§ To be done
Set the listing down again exactly, please, apart from its pictures.

§ Dataset content
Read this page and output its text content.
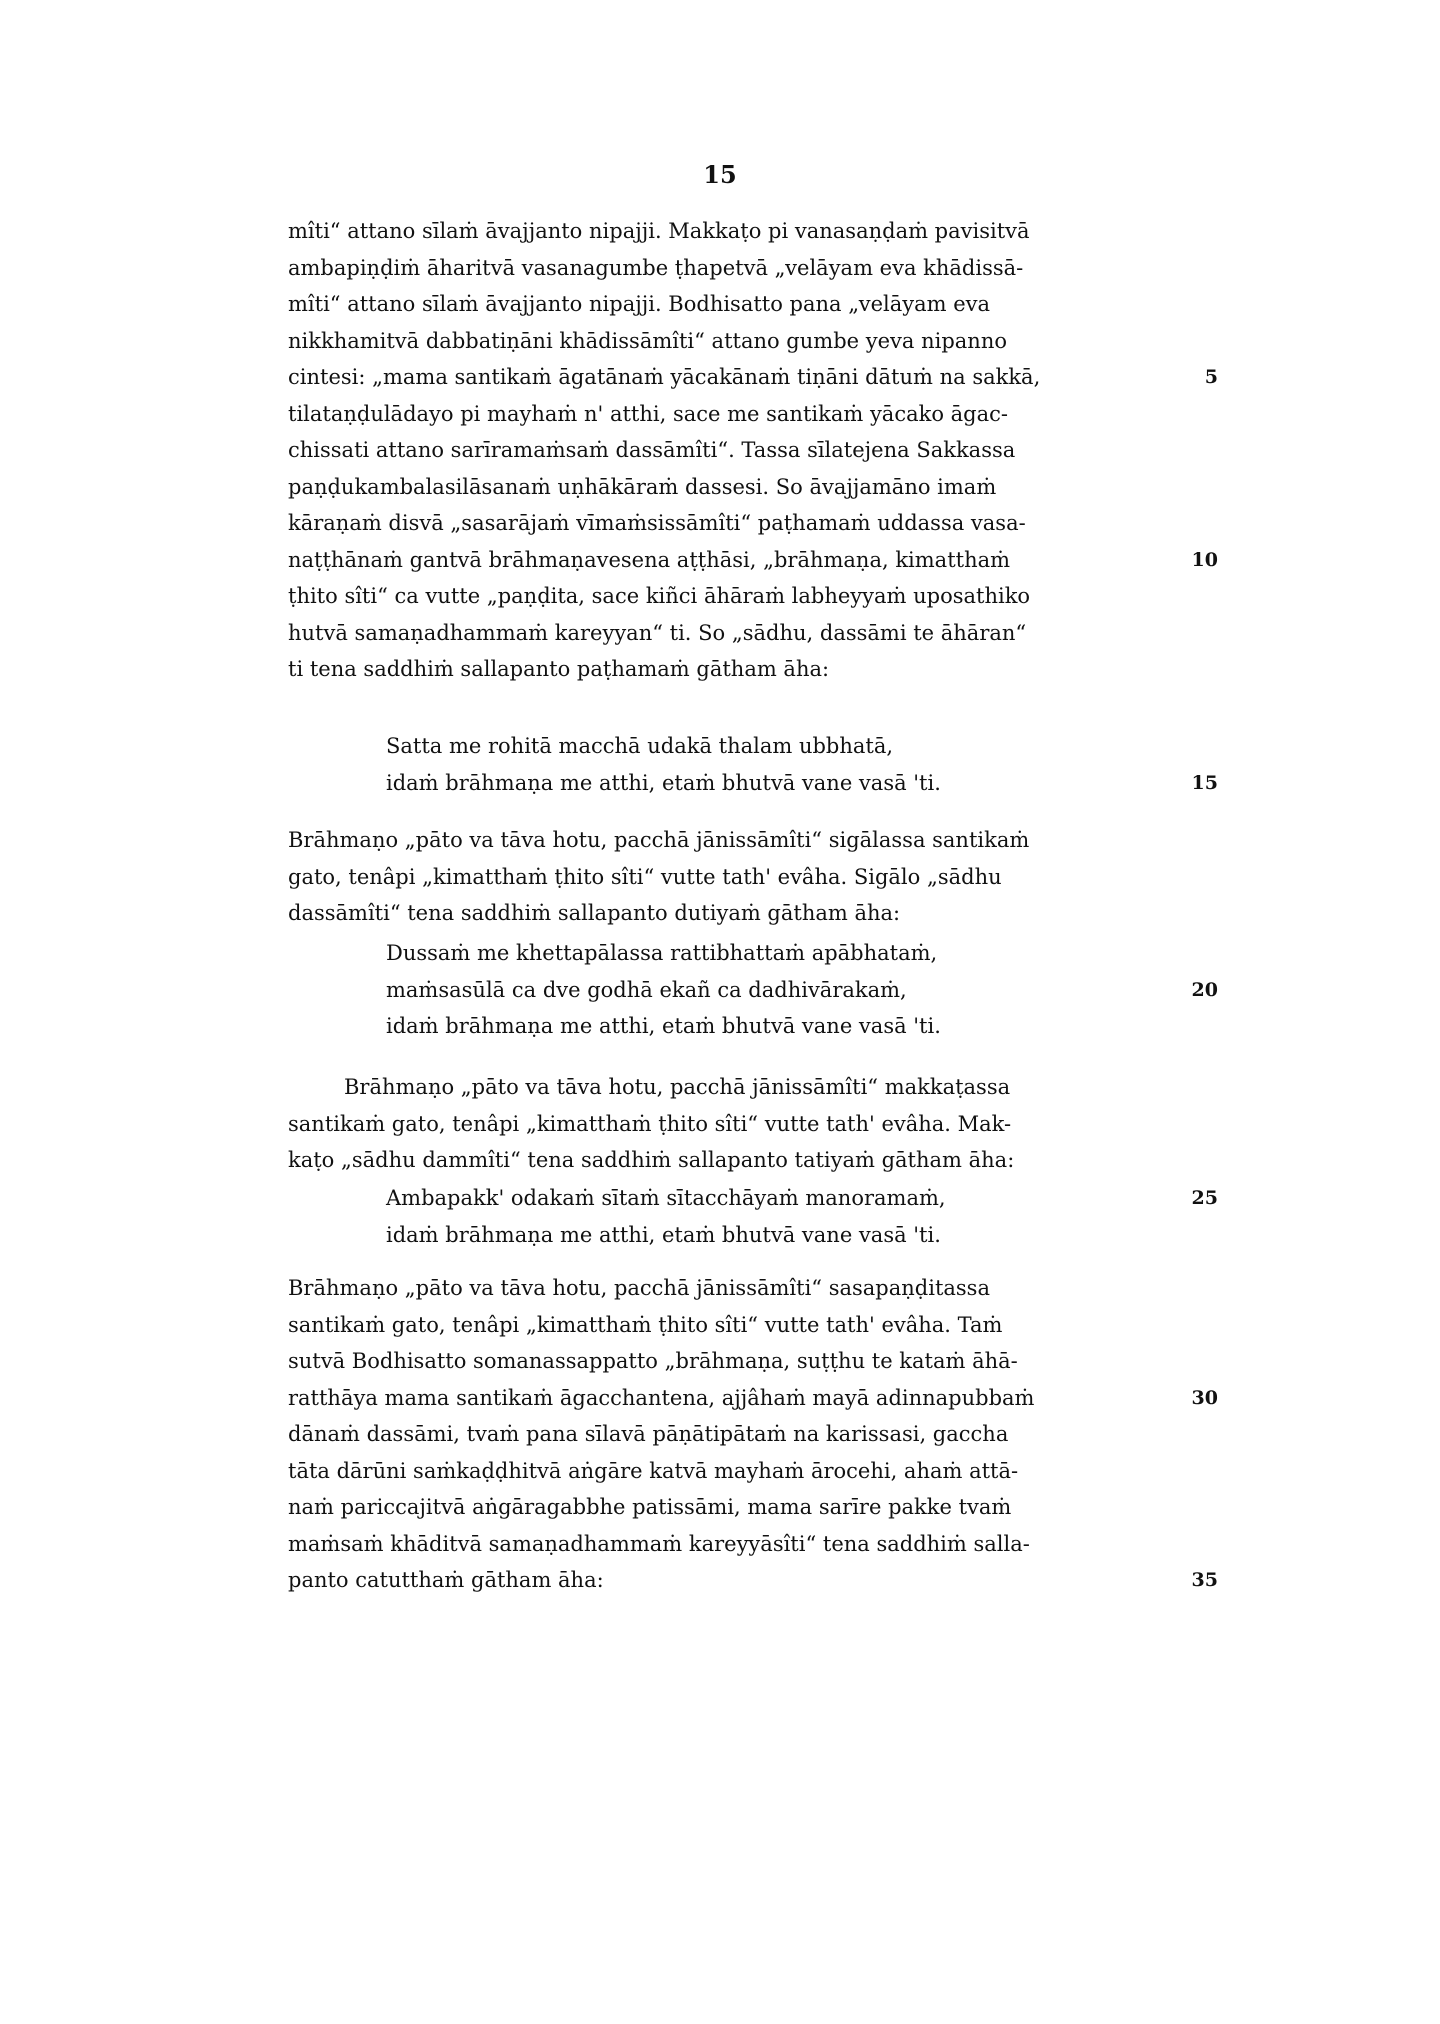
15
mîti“ attano sīlaṁ āvajjanto nipajji. Makkaṭo pi vanasaṇḍaṁ pavisitvā
ambapiṇḍiṁ āharitvā vasanagumbe ṭhapetvā „velāyam eva khādissā-
mîti“ attano sīlaṁ āvajjanto nipajji. Bodhisatto pana „velāyam eva
nikkhamitvā dabbatiṇāni khādissāmîti“ attano gumbe yeva nipanno
cintesi: „mama santikaṁ āgatānaṁ yācakānaṁ tiṇāni dātuṁ na sakkā,	5
tilataṇḍulādayo pi mayhaṁ n' atthi, sace me santikaṁ yācako āgac-
chissati attano sarīramaṁsaṁ dassāmîti“. Tassa sīlatejena Sakkassa
paṇḍukambalasilāsanaṁ uṇhākāraṁ dassesi. So āvajjamāno imaṁ
kāraṇaṁ disvā „sasarājaṁ vīmaṁsissāmîti“ paṭhamaṁ uddassa vasa-
naṭṭhānaṁ gantvā brāhmaṇavesena aṭṭhāsi, „brāhmaṇa, kimatthaṁ	10
ṭhito sîti“ ca vutte „paṇḍita, sace kiñci āhāraṁ labheyyaṁ uposathiko
hutvā samaṇadhammaṁ kareyyan“ ti. So „sādhu, dassāmi te āhāran“
ti tena saddhiṁ sallapanto paṭhamaṁ gātham āha:
Satta me rohitā macchā udakā thalam ubbhatā,
idaṁ brāhmaṇa me atthi, etaṁ bhutvā vane vasā 'ti.	15
Brāhmaṇo „pāto va tāva hotu, pacchā jānissāmîti“ sigālassa santikaṁ
gato, tenâpi „kimatthaṁ ṭhito sîti“ vutte tath' evâha. Sigālo „sādhu
dassāmîti“ tena saddhiṁ sallapanto dutiyaṁ gātham āha:
Dussaṁ me khettapālassa rattibhattaṁ apābhataṁ,
maṁsasūlā ca dve godhā ekañ ca dadhivārakaṁ,	20
idaṁ brāhmaṇa me atthi, etaṁ bhutvā vane vasā 'ti.
Brāhmaṇo „pāto va tāva hotu, pacchā jānissāmîti“ makkaṭassa
santikaṁ gato, tenâpi „kimatthaṁ ṭhito sîti“ vutte tath' evâha. Mak-
kaṭo „sādhu dammîti“ tena saddhiṁ sallapanto tatiyaṁ gātham āha:
Ambapakk' odakaṁ sītaṁ sītacchāyaṁ manoramaṁ,	25
idaṁ brāhmaṇa me atthi, etaṁ bhutvā vane vasā 'ti.
Brāhmaṇo „pāto va tāva hotu, pacchā jānissāmîti“ sasapaṇḍitassa
santikaṁ gato, tenâpi „kimatthaṁ ṭhito sîti“ vutte tath' evâha. Taṁ
sutvā Bodhisatto somanassappatto „brāhmaṇa, suṭṭhu te kataṁ āhā-
ratthāya mama santikaṁ āgacchantena, ajjâhaṁ mayā adinnapubbaṁ	30
dānaṁ dassāmi, tvaṁ pana sīlavā pāṇātipātaṁ na karissasi, gaccha
tāta dārūni saṁkaḍḍhitvā aṅgāre katvā mayhaṁ ārocehi, ahaṁ attā-
naṁ pariccajitvā aṅgāragabbhe patissāmi, mama sarīre pakke tvaṁ
maṁsaṁ khāditvā samaṇadhammaṁ kareyyāsîti“ tena saddhiṁ salla-
panto catutthaṁ gātham āha:	35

§ Result of this exercise
Read this page and output its text content.
15
mîti“ attano sīlaṁ āvajjanto nipajji. Makkaṭo pi vanasaṇḍaṁ pavisitvā
ambapiṇḍiṁ āharitvā vasanagumbe ṭhapetvā „velāyam eva khādissā-
mîti“ attano sīlaṁ āvajjanto nipajji. Bodhisatto pana „velāyam eva
nikkhamitvā dabbatiṇāni khādissāmîti“ attano gumbe yeva nipanno
cintesi: „mama santikaṁ āgatānaṁ yācakānaṁ tiṇāni dātuṁ na sakkā,	5
tilataṇḍulādayo pi mayhaṁ n' atthi, sace me santikaṁ yācako āgac-
chissati attano sarīramaṁsaṁ dassāmîti“. Tassa sīlatejena Sakkassa
paṇḍukambalasilāsanaṁ uṇhākāraṁ dassesi. So āvajjamāno imaṁ
kāraṇaṁ disvā „sasarājaṁ vīmaṁsissāmîti“ paṭhamaṁ uddassa vasa-
naṭṭhānaṁ gantvā brāhmaṇavesena aṭṭhāsi, „brāhmaṇa, kimatthaṁ	10
ṭhito sîti“ ca vutte „paṇḍita, sace kiñci āhāraṁ labheyyaṁ uposathiko
hutvā samaṇadhammaṁ kareyyan“ ti. So „sādhu, dassāmi te āhāran“
ti tena saddhiṁ sallapanto paṭhamaṁ gātham āha:
Satta me rohitā macchā udakā thalam ubbhatā,
idaṁ brāhmaṇa me atthi, etaṁ bhutvā vane vasā 'ti.	15
Brāhmaṇo „pāto va tāva hotu, pacchā jānissāmîti“ sigālassa santikaṁ
gato, tenâpi „kimatthaṁ ṭhito sîti“ vutte tath' evâha. Sigālo „sādhu
dassāmîti“ tena saddhiṁ sallapanto dutiyaṁ gātham āha:
Dussaṁ me khettapālassa rattibhattaṁ apābhataṁ,
maṁsasūlā ca dve godhā ekañ ca dadhivārakaṁ,	20
idaṁ brāhmaṇa me atthi, etaṁ bhutvā vane vasā 'ti.
Brāhmaṇo „pāto va tāva hotu, pacchā jānissāmîti“ makkaṭassa
santikaṁ gato, tenâpi „kimatthaṁ ṭhito sîti“ vutte tath' evâha. Mak-
kaṭo „sādhu dammîti“ tena saddhiṁ sallapanto tatiyaṁ gātham āha:
Ambapakk' odakaṁ sītaṁ sītacchāyaṁ manoramaṁ,	25
idaṁ brāhmaṇa me atthi, etaṁ bhutvā vane vasā 'ti.
Brāhmaṇo „pāto va tāva hotu, pacchā jānissāmîti“ sasapaṇḍitassa
santikaṁ gato, tenâpi „kimatthaṁ ṭhito sîti“ vutte tath' evâha. Taṁ
sutvā Bodhisatto somanassappatto „brāhmaṇa, suṭṭhu te kataṁ āhā-
ratthāya mama santikaṁ āgacchantena, ajjâhaṁ mayā adinnapubbaṁ	30
dānaṁ dassāmi, tvaṁ pana sīlavā pāṇātipātaṁ na karissasi, gaccha
tāta dārūni saṁkaḍḍhitvā aṅgāre katvā mayhaṁ ārocehi, ahaṁ attā-
naṁ pariccajitvā aṅgāragabbhe patissāmi, mama sarīre pakke tvaṁ
maṁsaṁ khāditvā samaṇadhammaṁ kareyyāsîti“ tena saddhiṁ salla-
panto catutthaṁ gātham āha:	35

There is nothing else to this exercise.